Locate every line in the records below that contains the word "есть", and copy each one.

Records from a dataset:
━━━━━━

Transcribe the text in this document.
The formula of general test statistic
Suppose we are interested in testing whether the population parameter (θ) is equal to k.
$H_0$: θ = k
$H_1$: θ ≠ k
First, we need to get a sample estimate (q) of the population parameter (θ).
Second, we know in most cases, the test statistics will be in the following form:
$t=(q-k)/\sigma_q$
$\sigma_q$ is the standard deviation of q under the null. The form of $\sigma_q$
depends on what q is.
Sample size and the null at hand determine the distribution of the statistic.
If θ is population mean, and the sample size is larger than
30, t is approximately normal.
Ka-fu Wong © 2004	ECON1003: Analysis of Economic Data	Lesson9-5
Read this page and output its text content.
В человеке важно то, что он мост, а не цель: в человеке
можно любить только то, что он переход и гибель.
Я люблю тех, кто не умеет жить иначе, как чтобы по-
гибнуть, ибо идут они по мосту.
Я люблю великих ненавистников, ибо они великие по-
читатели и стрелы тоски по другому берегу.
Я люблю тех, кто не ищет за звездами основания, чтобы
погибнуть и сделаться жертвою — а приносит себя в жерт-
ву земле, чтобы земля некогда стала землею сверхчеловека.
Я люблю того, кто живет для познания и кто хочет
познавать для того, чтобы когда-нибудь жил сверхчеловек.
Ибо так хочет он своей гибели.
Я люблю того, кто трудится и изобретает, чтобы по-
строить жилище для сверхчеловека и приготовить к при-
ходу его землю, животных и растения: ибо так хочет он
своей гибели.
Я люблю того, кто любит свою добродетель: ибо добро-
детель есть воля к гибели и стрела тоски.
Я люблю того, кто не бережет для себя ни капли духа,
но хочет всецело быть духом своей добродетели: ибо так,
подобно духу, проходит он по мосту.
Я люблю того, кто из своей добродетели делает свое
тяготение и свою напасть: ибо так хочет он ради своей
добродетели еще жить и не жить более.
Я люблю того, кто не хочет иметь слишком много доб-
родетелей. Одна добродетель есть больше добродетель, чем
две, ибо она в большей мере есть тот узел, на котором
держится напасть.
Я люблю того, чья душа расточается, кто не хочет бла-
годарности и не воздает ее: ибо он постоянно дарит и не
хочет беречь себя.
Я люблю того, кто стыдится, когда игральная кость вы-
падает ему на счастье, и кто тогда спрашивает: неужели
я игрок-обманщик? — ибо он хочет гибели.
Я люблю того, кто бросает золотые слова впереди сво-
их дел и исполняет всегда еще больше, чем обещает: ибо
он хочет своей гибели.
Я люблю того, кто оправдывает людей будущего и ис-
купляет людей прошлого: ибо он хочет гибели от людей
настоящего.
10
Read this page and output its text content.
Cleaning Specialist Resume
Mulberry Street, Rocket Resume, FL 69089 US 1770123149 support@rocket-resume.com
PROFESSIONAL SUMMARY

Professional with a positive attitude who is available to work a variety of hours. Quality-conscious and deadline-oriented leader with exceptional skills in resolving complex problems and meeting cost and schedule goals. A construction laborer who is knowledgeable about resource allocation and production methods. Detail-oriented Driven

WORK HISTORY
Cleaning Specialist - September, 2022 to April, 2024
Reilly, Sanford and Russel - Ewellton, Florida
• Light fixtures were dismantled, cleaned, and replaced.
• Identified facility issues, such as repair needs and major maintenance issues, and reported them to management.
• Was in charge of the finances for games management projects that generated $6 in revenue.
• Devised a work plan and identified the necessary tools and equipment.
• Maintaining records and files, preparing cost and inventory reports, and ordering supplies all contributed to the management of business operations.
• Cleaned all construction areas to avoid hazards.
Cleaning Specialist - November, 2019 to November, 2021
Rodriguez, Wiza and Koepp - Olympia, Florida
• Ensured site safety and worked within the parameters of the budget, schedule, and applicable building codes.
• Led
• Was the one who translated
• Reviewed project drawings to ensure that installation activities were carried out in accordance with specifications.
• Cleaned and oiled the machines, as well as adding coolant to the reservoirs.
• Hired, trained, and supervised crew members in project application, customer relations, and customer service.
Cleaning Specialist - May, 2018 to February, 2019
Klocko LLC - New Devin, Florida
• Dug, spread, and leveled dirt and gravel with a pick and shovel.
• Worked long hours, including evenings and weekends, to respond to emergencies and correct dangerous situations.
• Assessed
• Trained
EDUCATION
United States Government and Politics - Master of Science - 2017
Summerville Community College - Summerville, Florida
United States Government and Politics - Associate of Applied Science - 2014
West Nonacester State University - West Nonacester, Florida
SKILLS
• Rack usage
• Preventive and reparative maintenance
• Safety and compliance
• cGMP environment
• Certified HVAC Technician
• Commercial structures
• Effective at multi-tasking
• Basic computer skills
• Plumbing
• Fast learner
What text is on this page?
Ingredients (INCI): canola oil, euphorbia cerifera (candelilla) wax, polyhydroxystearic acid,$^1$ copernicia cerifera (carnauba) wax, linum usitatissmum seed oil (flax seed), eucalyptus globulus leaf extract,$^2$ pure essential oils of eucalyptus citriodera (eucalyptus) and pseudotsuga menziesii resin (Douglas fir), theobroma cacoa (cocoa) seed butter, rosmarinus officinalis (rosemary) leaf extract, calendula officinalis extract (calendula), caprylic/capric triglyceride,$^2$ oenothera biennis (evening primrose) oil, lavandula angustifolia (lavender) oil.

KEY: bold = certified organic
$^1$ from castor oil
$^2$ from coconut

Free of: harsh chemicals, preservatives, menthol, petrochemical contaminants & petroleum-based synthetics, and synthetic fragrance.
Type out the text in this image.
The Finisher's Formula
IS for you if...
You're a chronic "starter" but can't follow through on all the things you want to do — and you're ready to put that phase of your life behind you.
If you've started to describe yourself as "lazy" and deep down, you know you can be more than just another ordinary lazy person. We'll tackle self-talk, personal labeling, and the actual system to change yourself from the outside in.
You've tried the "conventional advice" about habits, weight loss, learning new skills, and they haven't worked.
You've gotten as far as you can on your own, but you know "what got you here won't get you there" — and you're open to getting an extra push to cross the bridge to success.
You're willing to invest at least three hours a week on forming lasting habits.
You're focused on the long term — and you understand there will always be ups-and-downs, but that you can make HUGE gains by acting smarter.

━━━━━━

Finished task
детель есть воля к гибели и стрела тоски.
родетелей. Одна добродетель есть больше добродетель, чем
две, ибо она в большей мере есть тот узел, на котором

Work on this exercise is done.